• **WHAT NEEDS TO BE DONE**: Filter for the word "البيئية" and keep each matching line.

• **PROVIDED INFORMATION**:

- - - - -

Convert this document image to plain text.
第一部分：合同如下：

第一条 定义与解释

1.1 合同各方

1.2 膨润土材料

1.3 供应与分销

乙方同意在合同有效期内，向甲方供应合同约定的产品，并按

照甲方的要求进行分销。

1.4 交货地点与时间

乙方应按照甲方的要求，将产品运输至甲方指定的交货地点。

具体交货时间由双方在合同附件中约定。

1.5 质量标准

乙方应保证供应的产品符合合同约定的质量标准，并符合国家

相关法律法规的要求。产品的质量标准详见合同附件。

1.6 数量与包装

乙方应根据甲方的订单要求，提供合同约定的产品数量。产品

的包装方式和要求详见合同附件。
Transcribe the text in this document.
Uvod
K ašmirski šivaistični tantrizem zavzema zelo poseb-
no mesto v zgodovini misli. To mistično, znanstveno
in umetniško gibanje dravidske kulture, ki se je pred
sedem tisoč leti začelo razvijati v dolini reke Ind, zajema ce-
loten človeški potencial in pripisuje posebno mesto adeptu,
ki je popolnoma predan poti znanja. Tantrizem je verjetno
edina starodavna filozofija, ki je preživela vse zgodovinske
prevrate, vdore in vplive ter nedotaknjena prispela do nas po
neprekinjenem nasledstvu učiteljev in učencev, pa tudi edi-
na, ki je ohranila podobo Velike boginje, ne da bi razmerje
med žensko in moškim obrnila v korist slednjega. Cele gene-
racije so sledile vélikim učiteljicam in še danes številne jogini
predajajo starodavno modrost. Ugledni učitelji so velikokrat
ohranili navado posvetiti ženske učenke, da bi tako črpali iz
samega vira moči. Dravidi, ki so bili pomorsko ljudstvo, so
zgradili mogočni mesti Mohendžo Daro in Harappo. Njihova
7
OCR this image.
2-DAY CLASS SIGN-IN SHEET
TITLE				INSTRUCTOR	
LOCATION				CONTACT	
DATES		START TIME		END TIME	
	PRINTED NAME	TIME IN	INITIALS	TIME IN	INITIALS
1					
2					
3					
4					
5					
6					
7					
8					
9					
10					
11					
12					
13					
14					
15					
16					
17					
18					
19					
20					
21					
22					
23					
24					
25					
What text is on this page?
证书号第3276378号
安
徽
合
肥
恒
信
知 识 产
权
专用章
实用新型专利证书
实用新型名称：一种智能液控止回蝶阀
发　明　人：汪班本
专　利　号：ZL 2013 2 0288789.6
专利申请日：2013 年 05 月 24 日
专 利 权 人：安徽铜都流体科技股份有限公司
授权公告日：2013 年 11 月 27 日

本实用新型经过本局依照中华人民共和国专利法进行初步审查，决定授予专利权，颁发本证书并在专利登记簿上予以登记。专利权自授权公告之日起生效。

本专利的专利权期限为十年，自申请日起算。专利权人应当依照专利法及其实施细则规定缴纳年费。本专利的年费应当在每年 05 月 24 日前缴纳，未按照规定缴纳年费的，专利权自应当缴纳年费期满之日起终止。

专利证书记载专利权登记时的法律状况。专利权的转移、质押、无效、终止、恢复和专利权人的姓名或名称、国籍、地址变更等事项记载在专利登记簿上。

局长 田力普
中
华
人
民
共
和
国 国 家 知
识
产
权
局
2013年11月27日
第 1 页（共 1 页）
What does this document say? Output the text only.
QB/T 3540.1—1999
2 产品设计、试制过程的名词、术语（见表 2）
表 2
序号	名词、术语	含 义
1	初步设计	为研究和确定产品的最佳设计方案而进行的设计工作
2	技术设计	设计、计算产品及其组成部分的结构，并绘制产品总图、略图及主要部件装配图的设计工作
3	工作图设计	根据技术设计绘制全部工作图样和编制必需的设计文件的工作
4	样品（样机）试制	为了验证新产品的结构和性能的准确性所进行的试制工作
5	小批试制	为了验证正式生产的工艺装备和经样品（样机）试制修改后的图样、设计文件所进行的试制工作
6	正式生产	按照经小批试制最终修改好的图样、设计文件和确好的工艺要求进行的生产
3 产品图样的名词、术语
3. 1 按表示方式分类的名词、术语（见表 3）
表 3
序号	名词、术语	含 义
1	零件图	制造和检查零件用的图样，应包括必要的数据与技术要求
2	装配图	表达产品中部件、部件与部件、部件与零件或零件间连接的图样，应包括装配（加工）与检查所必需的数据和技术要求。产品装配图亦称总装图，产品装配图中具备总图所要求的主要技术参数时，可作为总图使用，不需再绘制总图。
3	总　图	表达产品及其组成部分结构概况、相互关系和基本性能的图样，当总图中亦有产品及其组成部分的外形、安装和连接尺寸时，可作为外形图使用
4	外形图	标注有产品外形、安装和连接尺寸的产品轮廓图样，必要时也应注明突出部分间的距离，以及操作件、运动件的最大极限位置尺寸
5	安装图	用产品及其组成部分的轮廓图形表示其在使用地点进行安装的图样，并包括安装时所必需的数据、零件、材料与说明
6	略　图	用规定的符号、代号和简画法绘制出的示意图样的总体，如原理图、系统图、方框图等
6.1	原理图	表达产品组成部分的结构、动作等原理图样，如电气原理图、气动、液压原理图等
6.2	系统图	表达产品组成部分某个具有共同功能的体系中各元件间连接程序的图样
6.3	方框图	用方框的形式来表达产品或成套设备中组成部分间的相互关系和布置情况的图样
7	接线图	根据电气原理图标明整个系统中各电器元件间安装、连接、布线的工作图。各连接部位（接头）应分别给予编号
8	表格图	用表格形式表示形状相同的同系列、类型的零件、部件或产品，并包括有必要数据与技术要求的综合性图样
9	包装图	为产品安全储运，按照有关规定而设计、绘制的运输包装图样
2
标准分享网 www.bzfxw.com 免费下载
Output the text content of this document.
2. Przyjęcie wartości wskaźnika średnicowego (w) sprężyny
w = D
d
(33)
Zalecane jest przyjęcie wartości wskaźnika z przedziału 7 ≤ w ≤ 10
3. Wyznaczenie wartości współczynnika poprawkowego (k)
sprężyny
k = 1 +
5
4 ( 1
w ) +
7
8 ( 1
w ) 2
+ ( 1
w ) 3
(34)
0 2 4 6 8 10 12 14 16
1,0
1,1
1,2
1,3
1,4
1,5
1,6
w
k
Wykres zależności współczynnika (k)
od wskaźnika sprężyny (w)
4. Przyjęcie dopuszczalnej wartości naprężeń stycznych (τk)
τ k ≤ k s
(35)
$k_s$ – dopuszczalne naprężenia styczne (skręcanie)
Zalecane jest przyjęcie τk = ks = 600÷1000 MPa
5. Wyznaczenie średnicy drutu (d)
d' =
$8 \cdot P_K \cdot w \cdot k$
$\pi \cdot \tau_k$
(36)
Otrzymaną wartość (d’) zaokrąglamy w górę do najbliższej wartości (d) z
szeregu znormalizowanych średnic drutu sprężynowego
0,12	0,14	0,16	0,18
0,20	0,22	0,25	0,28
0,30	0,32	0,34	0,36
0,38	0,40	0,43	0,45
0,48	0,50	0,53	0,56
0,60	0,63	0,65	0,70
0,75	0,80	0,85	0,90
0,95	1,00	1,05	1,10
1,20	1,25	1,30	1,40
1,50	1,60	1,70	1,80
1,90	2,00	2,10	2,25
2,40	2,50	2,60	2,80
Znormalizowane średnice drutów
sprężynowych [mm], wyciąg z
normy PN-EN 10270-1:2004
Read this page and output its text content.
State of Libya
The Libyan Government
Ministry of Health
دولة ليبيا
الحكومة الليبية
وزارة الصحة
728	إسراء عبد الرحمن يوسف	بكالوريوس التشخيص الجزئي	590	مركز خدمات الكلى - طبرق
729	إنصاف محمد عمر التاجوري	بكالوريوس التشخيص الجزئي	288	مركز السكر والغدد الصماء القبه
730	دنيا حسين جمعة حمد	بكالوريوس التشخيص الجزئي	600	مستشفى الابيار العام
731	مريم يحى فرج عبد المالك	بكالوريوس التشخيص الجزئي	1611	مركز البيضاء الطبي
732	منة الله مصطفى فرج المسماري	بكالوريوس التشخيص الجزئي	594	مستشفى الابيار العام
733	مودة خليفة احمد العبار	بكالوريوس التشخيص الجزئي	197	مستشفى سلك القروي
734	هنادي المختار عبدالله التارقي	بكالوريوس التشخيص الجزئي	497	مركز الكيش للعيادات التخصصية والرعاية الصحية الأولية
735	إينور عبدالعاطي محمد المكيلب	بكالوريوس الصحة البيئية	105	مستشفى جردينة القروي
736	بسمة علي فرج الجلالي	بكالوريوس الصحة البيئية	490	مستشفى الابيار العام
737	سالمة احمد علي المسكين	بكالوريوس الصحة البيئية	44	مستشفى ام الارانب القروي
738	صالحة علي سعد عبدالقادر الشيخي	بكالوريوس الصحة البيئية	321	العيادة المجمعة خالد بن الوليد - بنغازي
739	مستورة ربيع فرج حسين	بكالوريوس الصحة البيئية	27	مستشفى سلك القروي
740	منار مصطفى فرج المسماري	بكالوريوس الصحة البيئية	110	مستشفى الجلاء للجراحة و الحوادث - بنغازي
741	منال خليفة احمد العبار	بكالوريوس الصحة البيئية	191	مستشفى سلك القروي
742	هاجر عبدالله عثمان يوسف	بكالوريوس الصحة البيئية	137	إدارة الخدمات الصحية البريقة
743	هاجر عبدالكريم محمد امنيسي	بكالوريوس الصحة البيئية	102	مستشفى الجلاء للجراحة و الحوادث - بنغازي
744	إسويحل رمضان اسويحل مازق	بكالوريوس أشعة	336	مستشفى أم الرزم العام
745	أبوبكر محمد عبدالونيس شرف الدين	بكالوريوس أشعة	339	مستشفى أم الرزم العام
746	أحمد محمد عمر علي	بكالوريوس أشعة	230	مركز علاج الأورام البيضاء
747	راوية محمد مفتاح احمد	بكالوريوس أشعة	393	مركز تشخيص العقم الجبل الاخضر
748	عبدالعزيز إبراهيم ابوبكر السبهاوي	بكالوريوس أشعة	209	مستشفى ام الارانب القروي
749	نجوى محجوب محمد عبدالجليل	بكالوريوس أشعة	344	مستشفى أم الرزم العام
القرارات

- - - - -

• **REPLY TO THE EXERCISE**:
735	إينور عبدالعاطي محمد المكيلب	بكالوريوس الصحة البيئية	105	مستشفى جردينة القروي
736	بسمة علي فرج الجلالي	بكالوريوس الصحة البيئية	490	مستشفى الابيار العام
737	سالمة احمد علي المسكين	بكالوريوس الصحة البيئية	44	مستشفى ام الارانب القروي
738	صالحة علي سعد عبدالقادر الشيخي	بكالوريوس الصحة البيئية	321	العيادة المجمعة خالد بن الوليد - بنغازي
739	مستورة ربيع فرج حسين	بكالوريوس الصحة البيئية	27	مستشفى سلك القروي
740	منار مصطفى فرج المسماري	بكالوريوس الصحة البيئية	110	مستشفى الجلاء للجراحة و الحوادث - بنغازي
741	منال خليفة احمد العبار	بكالوريوس الصحة البيئية	191	مستشفى سلك القروي
742	هاجر عبدالله عثمان يوسف	بكالوريوس الصحة البيئية	137	إدارة الخدمات الصحية البريقة
743	هاجر عبدالكريم محمد امنيسي	بكالوريوس الصحة البيئية	102	مستشفى الجلاء للجراحة و الحوادث - بنغازي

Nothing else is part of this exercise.